**Extracted data:**

──────

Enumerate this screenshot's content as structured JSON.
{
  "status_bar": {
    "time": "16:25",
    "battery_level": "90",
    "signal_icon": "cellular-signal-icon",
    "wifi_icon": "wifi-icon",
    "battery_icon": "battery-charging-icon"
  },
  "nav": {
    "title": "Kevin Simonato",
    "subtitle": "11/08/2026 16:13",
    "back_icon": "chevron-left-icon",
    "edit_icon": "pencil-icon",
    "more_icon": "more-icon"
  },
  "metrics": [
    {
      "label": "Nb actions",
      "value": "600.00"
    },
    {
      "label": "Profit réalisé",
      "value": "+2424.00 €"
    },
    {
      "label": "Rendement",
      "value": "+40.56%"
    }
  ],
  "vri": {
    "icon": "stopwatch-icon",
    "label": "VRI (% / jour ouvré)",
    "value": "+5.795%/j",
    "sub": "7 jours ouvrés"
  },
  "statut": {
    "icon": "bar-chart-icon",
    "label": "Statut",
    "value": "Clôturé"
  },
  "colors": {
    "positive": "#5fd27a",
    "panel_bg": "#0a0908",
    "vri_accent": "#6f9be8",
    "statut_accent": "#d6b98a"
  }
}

──────

Word for word, restate all of the data shown above.

**Task response:**
Enumerate this screenshot's content as structured JSON.
{
  "status_bar": {
    "time": "16:25",
    "battery_level": "90",
    "signal_icon": "cellular-signal-icon",
    "wifi_icon": "wifi-icon",
    "battery_icon": "battery-charging-icon"
  },
  "nav": {
    "title": "Kevin Simonato",
    "subtitle": "11/08/2026 16:13",
    "back_icon": "chevron-left-icon",
    "edit_icon": "pencil-icon",
    "more_icon": "more-icon"
  },
  "metrics": [
    {
      "label": "Nb actions",
      "value": "600.00"
    },
    {
      "label": "Profit réalisé",
      "value": "+2424.00 €"
    },
    {
      "label": "Rendement",
      "value": "+40.56%"
    }
  ],
  "vri": {
    "icon": "stopwatch-icon",
    "label": "VRI (% / jour ouvré)",
    "value": "+5.795%/j",
    "sub": "7 jours ouvrés"
  },
  "statut": {
    "icon": "bar-chart-icon",
    "label": "Statut",
    "value": "Clôturé"
  },
  "colors": {
    "positive": "#5fd27a",
    "panel_bg": "#0a0908",
    "vri_accent": "#6f9be8",
    "statut_accent": "#d6b98a"
  }
}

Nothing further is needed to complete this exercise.